Série d'exercices>
**a.** D'après l'article sur les employeurs face au coronavirus, dans quel domaine Sabrina Kemel est-elle spécialisée, et dans quel cabinet exerce-t-elle ?
**b.** Rédigez, s'il vous plaît, la suite de l'article sur les employeurs face au coronavirus, à partir de sa dernière phrase.

Extrait à lire>
━━━━━━━━━━━━━━━━━━━━

Coronavirus : les employeurs sont-ils obligés de protéger leurs salariés ?

Revue de Presse

Source : lesechos.fr (4 mars 2020)

Face à l’épidémie, beaucoup d’entreprises prennent des mesures pour éviter une contamination massive de leurs salariés. Une façon, également, de se prémunir contre d’éventuelles poursuites. Les explications de Sabrina Kemel, avocate spécialiste du droit du travail au cabinet FTMS.

Dans le cas du coronavirus, il convient d’interdire les déplacements dans des zones à risques, d’écarter les salariés susceptibles d’avoir été exposés, d’avoir recours au télétravail si cela est possible, ou de mettre à disposition des salariés des masques et des solutions hydroalcooliques. (Stock)

Alors que l’épidémie de coronavirus touche désormais l’Europe de plein fouet, les entreprises s’organisent pour protéger leurs salariés d’une contamination. Mais pour se prémunir d’éventuelles poursuites, elles doivent respecter certaines règles.

━━━━━━━━━━━━━━━━━━━━

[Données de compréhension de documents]
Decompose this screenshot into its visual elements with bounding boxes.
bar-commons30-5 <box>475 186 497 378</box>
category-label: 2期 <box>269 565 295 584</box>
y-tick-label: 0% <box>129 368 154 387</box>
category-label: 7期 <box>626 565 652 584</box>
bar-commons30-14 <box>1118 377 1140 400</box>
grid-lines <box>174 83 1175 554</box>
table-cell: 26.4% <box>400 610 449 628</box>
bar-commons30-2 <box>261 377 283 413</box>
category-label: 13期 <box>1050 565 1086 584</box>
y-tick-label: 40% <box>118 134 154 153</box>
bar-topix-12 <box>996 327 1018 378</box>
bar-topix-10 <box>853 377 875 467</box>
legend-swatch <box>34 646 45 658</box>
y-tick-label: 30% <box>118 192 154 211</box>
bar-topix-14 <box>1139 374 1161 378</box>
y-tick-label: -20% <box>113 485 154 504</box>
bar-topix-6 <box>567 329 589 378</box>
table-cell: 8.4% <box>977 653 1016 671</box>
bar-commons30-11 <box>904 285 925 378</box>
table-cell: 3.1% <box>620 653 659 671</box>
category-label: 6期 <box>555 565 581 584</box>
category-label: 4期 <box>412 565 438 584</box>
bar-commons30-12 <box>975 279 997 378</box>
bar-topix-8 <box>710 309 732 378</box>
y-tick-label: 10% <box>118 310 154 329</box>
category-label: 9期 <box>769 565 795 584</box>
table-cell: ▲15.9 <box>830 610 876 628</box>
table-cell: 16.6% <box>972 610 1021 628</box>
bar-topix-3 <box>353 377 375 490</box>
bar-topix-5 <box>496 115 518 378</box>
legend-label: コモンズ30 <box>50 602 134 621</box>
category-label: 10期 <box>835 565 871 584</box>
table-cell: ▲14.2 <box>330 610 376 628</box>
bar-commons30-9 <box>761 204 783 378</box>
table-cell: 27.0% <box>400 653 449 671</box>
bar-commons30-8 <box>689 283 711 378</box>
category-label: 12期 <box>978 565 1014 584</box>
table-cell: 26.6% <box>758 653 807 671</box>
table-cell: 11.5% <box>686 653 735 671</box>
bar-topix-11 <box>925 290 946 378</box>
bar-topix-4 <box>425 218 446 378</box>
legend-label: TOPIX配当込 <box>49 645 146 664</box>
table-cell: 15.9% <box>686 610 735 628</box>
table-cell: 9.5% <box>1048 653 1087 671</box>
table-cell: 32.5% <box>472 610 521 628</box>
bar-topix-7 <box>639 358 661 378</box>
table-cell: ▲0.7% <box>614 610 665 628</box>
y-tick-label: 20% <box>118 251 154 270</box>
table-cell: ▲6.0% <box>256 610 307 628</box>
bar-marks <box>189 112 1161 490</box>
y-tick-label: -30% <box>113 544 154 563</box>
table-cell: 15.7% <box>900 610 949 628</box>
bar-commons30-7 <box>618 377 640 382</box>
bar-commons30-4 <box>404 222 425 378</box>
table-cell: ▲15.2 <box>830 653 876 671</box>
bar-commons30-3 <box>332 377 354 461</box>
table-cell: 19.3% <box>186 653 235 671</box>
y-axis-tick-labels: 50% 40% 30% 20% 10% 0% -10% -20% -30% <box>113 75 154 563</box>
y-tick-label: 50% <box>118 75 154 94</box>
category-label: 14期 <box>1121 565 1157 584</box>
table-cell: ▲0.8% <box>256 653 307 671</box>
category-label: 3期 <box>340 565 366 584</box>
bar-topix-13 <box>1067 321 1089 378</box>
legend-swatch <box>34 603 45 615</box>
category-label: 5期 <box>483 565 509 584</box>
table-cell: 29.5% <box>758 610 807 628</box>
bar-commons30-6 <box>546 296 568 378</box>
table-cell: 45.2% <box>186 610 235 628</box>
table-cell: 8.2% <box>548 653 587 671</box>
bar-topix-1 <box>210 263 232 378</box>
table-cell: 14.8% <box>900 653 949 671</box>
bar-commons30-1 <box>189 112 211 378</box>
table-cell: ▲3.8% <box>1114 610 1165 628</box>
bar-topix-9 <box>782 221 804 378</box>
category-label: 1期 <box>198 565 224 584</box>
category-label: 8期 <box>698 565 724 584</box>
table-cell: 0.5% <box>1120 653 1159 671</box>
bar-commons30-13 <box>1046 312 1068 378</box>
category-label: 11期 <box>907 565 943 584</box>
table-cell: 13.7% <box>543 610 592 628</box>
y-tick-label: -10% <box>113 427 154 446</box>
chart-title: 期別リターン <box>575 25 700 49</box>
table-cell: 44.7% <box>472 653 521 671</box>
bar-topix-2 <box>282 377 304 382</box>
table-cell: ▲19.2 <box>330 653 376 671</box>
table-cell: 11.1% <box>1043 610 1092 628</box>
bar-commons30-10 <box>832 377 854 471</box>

━━━━━━━━━━━━━━━━━━━━

Réponses fournies>
**a.** Elle est avocate spécialiste du droit du travail au cabinet FTMS.

**b.**
Quelles sont les obligations des entreprises ?

Les entreprises ont une obligation de sécurité en vertu de l’article L.4121-1 du Code du travail, et doivent donc veiller à protéger la santé et la sécurité de leurs salariés.

Dans le cas du coronavirus, il convient par exemple d’interdire les déplacements dans des zones à risques, d’écarter les salariés susceptibles d’avoir été exposés (car ils rentreraient d’une zone à risque), d’avoir recours au télétravail si cela est possible, ou de mettre à disposition des salariés des masques et des solutions hydroalcooliques. Les entreprises sont aussi susceptibles d’afficher des notes rappelant les précautions que chacun doit prendre (se laver les mains régulièrement, se signaler en cas de suspicion ou de retour d’une zone à risque, numéros d’urgence, etc.).

Je conseille également aux employeurs d’adapter le document unique d’évaluation des risques et de réunir les représentants du personnel et le médecin du travail, pour les informer des mesures prises. L’objectif étant, pour l’employeur, de faire le nécessaire afin de ne pas voir sa responsabilité engagée.

Quels sont les risques en cas de poursuites ?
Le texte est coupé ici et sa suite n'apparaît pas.